• _Aim_
Locate the word "sign" in the entries below, then gather every line that holds it.

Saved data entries
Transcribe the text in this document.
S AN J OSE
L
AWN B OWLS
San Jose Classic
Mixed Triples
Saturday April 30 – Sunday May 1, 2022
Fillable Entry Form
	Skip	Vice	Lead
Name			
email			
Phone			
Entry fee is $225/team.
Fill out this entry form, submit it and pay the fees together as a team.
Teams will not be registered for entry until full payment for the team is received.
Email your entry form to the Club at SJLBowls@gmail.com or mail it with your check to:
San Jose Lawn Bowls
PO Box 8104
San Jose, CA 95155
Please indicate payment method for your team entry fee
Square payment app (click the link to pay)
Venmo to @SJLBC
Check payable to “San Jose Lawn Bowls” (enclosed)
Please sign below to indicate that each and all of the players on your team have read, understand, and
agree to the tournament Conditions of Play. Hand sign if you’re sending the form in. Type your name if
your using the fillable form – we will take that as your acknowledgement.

• _Correct result_
Please sign below to indicate that each and all of the players on your team have read, understand, and
agree to the tournament Conditions of Play. Hand sign if you’re sending the form in. Type your name if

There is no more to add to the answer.